**Given instruction**
Under this task are some entries; return every one of them exactly.

(Chart and figure data)

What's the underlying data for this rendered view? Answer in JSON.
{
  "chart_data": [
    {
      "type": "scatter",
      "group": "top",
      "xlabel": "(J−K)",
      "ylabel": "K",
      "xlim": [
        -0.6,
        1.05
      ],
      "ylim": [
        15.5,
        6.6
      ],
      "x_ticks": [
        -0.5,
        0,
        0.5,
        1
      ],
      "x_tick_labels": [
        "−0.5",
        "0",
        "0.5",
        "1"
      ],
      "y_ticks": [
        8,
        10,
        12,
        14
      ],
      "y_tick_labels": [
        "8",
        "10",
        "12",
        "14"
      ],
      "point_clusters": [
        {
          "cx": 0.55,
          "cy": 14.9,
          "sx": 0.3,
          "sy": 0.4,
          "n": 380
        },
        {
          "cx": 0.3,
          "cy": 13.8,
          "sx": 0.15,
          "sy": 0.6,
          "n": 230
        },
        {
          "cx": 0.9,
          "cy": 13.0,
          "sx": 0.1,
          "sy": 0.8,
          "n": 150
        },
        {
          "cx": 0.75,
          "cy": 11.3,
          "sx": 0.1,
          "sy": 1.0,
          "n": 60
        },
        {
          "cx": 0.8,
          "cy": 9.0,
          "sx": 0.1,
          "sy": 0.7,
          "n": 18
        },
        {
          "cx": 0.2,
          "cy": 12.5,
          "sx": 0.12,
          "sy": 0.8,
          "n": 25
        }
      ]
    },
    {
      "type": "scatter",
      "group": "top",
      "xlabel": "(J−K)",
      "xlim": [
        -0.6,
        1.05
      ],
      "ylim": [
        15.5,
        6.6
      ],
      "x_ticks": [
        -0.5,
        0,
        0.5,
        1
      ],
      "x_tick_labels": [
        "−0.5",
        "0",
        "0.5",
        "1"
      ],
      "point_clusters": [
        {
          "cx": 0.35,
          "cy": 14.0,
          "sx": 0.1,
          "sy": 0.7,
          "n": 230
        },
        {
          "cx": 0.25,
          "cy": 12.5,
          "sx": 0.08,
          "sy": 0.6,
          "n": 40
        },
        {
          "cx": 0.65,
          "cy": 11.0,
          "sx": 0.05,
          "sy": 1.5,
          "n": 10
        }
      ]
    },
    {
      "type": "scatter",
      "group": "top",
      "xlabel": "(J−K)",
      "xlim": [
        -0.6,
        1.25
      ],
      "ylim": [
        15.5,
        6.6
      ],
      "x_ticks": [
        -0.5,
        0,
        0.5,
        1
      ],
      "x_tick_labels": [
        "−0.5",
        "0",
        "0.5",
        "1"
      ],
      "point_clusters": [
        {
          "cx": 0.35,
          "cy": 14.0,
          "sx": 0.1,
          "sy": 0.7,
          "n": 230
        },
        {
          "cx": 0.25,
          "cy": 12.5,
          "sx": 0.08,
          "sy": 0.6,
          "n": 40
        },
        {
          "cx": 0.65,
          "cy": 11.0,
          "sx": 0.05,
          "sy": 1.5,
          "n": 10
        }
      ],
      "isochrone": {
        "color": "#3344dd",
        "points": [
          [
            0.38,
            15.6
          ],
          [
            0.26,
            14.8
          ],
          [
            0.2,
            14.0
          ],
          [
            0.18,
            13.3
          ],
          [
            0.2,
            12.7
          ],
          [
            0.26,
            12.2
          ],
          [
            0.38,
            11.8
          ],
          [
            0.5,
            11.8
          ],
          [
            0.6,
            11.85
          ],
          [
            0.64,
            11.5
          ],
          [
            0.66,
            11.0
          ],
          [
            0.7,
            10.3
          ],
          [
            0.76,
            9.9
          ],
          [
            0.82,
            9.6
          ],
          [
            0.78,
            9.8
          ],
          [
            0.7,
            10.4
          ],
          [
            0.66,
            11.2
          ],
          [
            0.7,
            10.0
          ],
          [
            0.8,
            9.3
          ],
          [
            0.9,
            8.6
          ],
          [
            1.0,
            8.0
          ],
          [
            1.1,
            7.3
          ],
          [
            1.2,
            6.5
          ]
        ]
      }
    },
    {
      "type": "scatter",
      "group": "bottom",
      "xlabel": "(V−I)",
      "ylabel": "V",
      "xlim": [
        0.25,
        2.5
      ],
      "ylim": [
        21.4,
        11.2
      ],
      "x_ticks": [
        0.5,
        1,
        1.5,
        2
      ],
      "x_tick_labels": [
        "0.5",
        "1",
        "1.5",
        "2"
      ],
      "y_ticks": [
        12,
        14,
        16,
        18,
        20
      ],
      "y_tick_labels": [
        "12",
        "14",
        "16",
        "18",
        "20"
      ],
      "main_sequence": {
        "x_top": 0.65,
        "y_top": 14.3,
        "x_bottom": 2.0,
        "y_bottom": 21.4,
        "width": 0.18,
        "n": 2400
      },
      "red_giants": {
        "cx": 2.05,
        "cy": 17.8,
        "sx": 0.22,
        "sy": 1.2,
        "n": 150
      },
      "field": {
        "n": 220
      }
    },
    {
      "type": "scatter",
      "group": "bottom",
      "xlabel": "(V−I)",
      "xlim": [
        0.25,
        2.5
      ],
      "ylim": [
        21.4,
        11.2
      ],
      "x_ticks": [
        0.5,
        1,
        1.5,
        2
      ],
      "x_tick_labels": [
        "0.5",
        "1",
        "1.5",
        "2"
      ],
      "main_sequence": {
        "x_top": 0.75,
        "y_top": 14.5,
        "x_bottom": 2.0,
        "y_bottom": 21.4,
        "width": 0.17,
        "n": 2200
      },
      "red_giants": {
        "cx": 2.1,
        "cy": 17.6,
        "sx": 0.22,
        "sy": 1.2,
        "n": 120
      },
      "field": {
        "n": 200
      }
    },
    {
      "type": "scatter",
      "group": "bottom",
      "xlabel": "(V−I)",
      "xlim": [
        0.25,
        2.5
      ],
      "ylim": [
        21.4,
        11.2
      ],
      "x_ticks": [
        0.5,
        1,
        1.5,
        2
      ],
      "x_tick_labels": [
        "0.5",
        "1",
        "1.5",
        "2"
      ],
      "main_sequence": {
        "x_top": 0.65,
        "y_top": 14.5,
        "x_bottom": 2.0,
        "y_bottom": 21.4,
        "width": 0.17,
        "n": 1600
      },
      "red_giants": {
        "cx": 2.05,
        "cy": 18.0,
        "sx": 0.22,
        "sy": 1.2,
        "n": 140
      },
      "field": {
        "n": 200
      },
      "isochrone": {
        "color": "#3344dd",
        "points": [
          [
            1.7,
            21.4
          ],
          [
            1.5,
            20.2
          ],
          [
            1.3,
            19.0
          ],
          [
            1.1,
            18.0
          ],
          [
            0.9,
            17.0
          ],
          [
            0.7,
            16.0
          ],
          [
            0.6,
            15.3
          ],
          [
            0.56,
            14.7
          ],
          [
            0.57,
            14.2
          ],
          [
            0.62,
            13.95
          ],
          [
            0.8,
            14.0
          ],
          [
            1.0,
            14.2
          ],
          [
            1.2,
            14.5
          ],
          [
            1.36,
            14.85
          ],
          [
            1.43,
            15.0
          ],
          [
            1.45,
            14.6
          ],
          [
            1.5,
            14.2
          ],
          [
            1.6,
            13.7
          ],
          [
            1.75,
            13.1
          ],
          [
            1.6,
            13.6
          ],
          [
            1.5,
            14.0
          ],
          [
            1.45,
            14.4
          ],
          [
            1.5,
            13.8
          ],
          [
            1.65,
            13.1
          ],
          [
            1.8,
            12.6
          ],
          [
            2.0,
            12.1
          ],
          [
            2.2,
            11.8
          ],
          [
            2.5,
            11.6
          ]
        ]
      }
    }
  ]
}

**Answer below**
What's the underlying data for this rendered view? Answer in JSON.
{
  "chart_data": [
    {
      "type": "scatter",
      "group": "top",
      "xlabel": "(J−K)",
      "ylabel": "K",
      "xlim": [
        -0.6,
        1.05
      ],
      "ylim": [
        15.5,
        6.6
      ],
      "x_ticks": [
        -0.5,
        0,
        0.5,
        1
      ],
      "x_tick_labels": [
        "−0.5",
        "0",
        "0.5",
        "1"
      ],
      "y_ticks": [
        8,
        10,
        12,
        14
      ],
      "y_tick_labels": [
        "8",
        "10",
        "12",
        "14"
      ],
      "point_clusters": [
        {
          "cx": 0.55,
          "cy": 14.9,
          "sx": 0.3,
          "sy": 0.4,
          "n": 380
        },
        {
          "cx": 0.3,
          "cy": 13.8,
          "sx": 0.15,
          "sy": 0.6,
          "n": 230
        },
        {
          "cx": 0.9,
          "cy": 13.0,
          "sx": 0.1,
          "sy": 0.8,
          "n": 150
        },
        {
          "cx": 0.75,
          "cy": 11.3,
          "sx": 0.1,
          "sy": 1.0,
          "n": 60
        },
        {
          "cx": 0.8,
          "cy": 9.0,
          "sx": 0.1,
          "sy": 0.7,
          "n": 18
        },
        {
          "cx": 0.2,
          "cy": 12.5,
          "sx": 0.12,
          "sy": 0.8,
          "n": 25
        }
      ]
    },
    {
      "type": "scatter",
      "group": "top",
      "xlabel": "(J−K)",
      "xlim": [
        -0.6,
        1.05
      ],
      "ylim": [
        15.5,
        6.6
      ],
      "x_ticks": [
        -0.5,
        0,
        0.5,
        1
      ],
      "x_tick_labels": [
        "−0.5",
        "0",
        "0.5",
        "1"
      ],
      "point_clusters": [
        {
          "cx": 0.35,
          "cy": 14.0,
          "sx": 0.1,
          "sy": 0.7,
          "n": 230
        },
        {
          "cx": 0.25,
          "cy": 12.5,
          "sx": 0.08,
          "sy": 0.6,
          "n": 40
        },
        {
          "cx": 0.65,
          "cy": 11.0,
          "sx": 0.05,
          "sy": 1.5,
          "n": 10
        }
      ]
    },
    {
      "type": "scatter",
      "group": "top",
      "xlabel": "(J−K)",
      "xlim": [
        -0.6,
        1.25
      ],
      "ylim": [
        15.5,
        6.6
      ],
      "x_ticks": [
        -0.5,
        0,
        0.5,
        1
      ],
      "x_tick_labels": [
        "−0.5",
        "0",
        "0.5",
        "1"
      ],
      "point_clusters": [
        {
          "cx": 0.35,
          "cy": 14.0,
          "sx": 0.1,
          "sy": 0.7,
          "n": 230
        },
        {
          "cx": 0.25,
          "cy": 12.5,
          "sx": 0.08,
          "sy": 0.6,
          "n": 40
        },
        {
          "cx": 0.65,
          "cy": 11.0,
          "sx": 0.05,
          "sy": 1.5,
          "n": 10
        }
      ],
      "isochrone": {
        "color": "#3344dd",
        "points": [
          [
            0.38,
            15.6
          ],
          [
            0.26,
            14.8
          ],
          [
            0.2,
            14.0
          ],
          [
            0.18,
            13.3
          ],
          [
            0.2,
            12.7
          ],
          [
            0.26,
            12.2
          ],
          [
            0.38,
            11.8
          ],
          [
            0.5,
            11.8
          ],
          [
            0.6,
            11.85
          ],
          [
            0.64,
            11.5
          ],
          [
            0.66,
            11.0
          ],
          [
            0.7,
            10.3
          ],
          [
            0.76,
            9.9
          ],
          [
            0.82,
            9.6
          ],
          [
            0.78,
            9.8
          ],
          [
            0.7,
            10.4
          ],
          [
            0.66,
            11.2
          ],
          [
            0.7,
            10.0
          ],
          [
            0.8,
            9.3
          ],
          [
            0.9,
            8.6
          ],
          [
            1.0,
            8.0
          ],
          [
            1.1,
            7.3
          ],
          [
            1.2,
            6.5
          ]
        ]
      }
    },
    {
      "type": "scatter",
      "group": "bottom",
      "xlabel": "(V−I)",
      "ylabel": "V",
      "xlim": [
        0.25,
        2.5
      ],
      "ylim": [
        21.4,
        11.2
      ],
      "x_ticks": [
        0.5,
        1,
        1.5,
        2
      ],
      "x_tick_labels": [
        "0.5",
        "1",
        "1.5",
        "2"
      ],
      "y_ticks": [
        12,
        14,
        16,
        18,
        20
      ],
      "y_tick_labels": [
        "12",
        "14",
        "16",
        "18",
        "20"
      ],
      "main_sequence": {
        "x_top": 0.65,
        "y_top": 14.3,
        "x_bottom": 2.0,
        "y_bottom": 21.4,
        "width": 0.18,
        "n": 2400
      },
      "red_giants": {
        "cx": 2.05,
        "cy": 17.8,
        "sx": 0.22,
        "sy": 1.2,
        "n": 150
      },
      "field": {
        "n": 220
      }
    },
    {
      "type": "scatter",
      "group": "bottom",
      "xlabel": "(V−I)",
      "xlim": [
        0.25,
        2.5
      ],
      "ylim": [
        21.4,
        11.2
      ],
      "x_ticks": [
        0.5,
        1,
        1.5,
        2
      ],
      "x_tick_labels": [
        "0.5",
        "1",
        "1.5",
        "2"
      ],
      "main_sequence": {
        "x_top": 0.75,
        "y_top": 14.5,
        "x_bottom": 2.0,
        "y_bottom": 21.4,
        "width": 0.17,
        "n": 2200
      },
      "red_giants": {
        "cx": 2.1,
        "cy": 17.6,
        "sx": 0.22,
        "sy": 1.2,
        "n": 120
      },
      "field": {
        "n": 200
      }
    },
    {
      "type": "scatter",
      "group": "bottom",
      "xlabel": "(V−I)",
      "xlim": [
        0.25,
        2.5
      ],
      "ylim": [
        21.4,
        11.2
      ],
      "x_ticks": [
        0.5,
        1,
        1.5,
        2
      ],
      "x_tick_labels": [
        "0.5",
        "1",
        "1.5",
        "2"
      ],
      "main_sequence": {
        "x_top": 0.65,
        "y_top": 14.5,
        "x_bottom": 2.0,
        "y_bottom": 21.4,
        "width": 0.17,
        "n": 1600
      },
      "red_giants": {
        "cx": 2.05,
        "cy": 18.0,
        "sx": 0.22,
        "sy": 1.2,
        "n": 140
      },
      "field": {
        "n": 200
      },
      "isochrone": {
        "color": "#3344dd",
        "points": [
          [
            1.7,
            21.4
          ],
          [
            1.5,
            20.2
          ],
          [
            1.3,
            19.0
          ],
          [
            1.1,
            18.0
          ],
          [
            0.9,
            17.0
          ],
          [
            0.7,
            16.0
          ],
          [
            0.6,
            15.3
          ],
          [
            0.56,
            14.7
          ],
          [
            0.57,
            14.2
          ],
          [
            0.62,
            13.95
          ],
          [
            0.8,
            14.0
          ],
          [
            1.0,
            14.2
          ],
          [
            1.2,
            14.5
          ],
          [
            1.36,
            14.85
          ],
          [
            1.43,
            15.0
          ],
          [
            1.45,
            14.6
          ],
          [
            1.5,
            14.2
          ],
          [
            1.6,
            13.7
          ],
          [
            1.75,
            13.1
          ],
          [
            1.6,
            13.6
          ],
          [
            1.5,
            14.0
          ],
          [
            1.45,
            14.4
          ],
          [
            1.5,
            13.8
          ],
          [
            1.65,
            13.1
          ],
          [
            1.8,
            12.6
          ],
          [
            2.0,
            12.1
          ],
          [
            2.2,
            11.8
          ],
          [
            2.5,
            11.6
          ]
        ]
      }
    }
  ]
}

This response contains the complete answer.